[Raw records]
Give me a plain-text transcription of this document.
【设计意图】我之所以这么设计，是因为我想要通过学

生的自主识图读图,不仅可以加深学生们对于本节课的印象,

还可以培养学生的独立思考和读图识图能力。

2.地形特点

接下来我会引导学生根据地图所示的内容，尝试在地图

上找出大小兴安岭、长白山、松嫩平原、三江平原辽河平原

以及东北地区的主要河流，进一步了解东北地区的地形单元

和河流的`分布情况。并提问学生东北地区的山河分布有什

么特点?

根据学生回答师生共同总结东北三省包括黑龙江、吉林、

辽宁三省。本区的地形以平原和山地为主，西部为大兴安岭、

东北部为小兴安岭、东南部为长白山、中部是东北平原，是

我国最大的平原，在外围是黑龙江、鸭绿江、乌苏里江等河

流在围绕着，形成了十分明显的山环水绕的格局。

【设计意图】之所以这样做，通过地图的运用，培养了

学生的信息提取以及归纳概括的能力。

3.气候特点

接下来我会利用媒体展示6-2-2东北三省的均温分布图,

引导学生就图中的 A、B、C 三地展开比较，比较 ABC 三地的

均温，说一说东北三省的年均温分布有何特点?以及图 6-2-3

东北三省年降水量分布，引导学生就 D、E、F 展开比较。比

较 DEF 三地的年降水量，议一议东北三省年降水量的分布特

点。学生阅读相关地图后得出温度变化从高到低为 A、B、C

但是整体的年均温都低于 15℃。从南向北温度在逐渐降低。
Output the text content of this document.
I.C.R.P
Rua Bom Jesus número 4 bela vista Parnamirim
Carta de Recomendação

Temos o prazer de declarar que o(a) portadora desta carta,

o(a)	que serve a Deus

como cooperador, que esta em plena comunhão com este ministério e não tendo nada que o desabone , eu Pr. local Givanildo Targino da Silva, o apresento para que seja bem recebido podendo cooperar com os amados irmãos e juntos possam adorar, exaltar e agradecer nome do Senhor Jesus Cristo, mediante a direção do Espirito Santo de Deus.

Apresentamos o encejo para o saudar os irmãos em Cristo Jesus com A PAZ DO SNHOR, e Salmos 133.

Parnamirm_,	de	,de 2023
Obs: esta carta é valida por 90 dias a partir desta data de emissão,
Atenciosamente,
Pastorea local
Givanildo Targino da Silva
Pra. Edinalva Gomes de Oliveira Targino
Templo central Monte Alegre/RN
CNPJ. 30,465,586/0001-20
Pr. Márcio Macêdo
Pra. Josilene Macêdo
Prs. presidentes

**Written task:** Reproduce the listing above verbatim, from first line to last.

**Result for this exercise:**
Give me a plain-text transcription of this document.
【设计意图】我之所以这么设计，是因为我想要通过学

生的自主识图读图,不仅可以加深学生们对于本节课的印象,

还可以培养学生的独立思考和读图识图能力。

2.地形特点

接下来我会引导学生根据地图所示的内容，尝试在地图

上找出大小兴安岭、长白山、松嫩平原、三江平原辽河平原

以及东北地区的主要河流，进一步了解东北地区的地形单元

和河流的`分布情况。并提问学生东北地区的山河分布有什

么特点?

根据学生回答师生共同总结东北三省包括黑龙江、吉林、

辽宁三省。本区的地形以平原和山地为主，西部为大兴安岭、

东北部为小兴安岭、东南部为长白山、中部是东北平原，是

我国最大的平原，在外围是黑龙江、鸭绿江、乌苏里江等河

流在围绕着，形成了十分明显的山环水绕的格局。

【设计意图】之所以这样做，通过地图的运用，培养了

学生的信息提取以及归纳概括的能力。

3.气候特点

接下来我会利用媒体展示6-2-2东北三省的均温分布图,

引导学生就图中的 A、B、C 三地展开比较，比较 ABC 三地的

均温，说一说东北三省的年均温分布有何特点?以及图 6-2-3

东北三省年降水量分布，引导学生就 D、E、F 展开比较。比

较 DEF 三地的年降水量，议一议东北三省年降水量的分布特

点。学生阅读相关地图后得出温度变化从高到低为 A、B、C

但是整体的年均温都低于 15℃。从南向北温度在逐渐降低。
Output the text content of this document.
I.C.R.P
Rua Bom Jesus número 4 bela vista Parnamirim
Carta de Recomendação

Temos o prazer de declarar que o(a) portadora desta carta,

o(a)	que serve a Deus

como cooperador, que esta em plena comunhão com este ministério e não tendo nada que o desabone , eu Pr. local Givanildo Targino da Silva, o apresento para que seja bem recebido podendo cooperar com os amados irmãos e juntos possam adorar, exaltar e agradecer nome do Senhor Jesus Cristo, mediante a direção do Espirito Santo de Deus.

Apresentamos o encejo para o saudar os irmãos em Cristo Jesus com A PAZ DO SNHOR, e Salmos 133.

Parnamirm_,	de	,de 2023
Obs: esta carta é valida por 90 dias a partir desta data de emissão,
Atenciosamente,
Pastorea local
Givanildo Targino da Silva
Pra. Edinalva Gomes de Oliveira Targino
Templo central Monte Alegre/RN
CNPJ. 30,465,586/0001-20
Pr. Márcio Macêdo
Pra. Josilene Macêdo
Prs. presidentes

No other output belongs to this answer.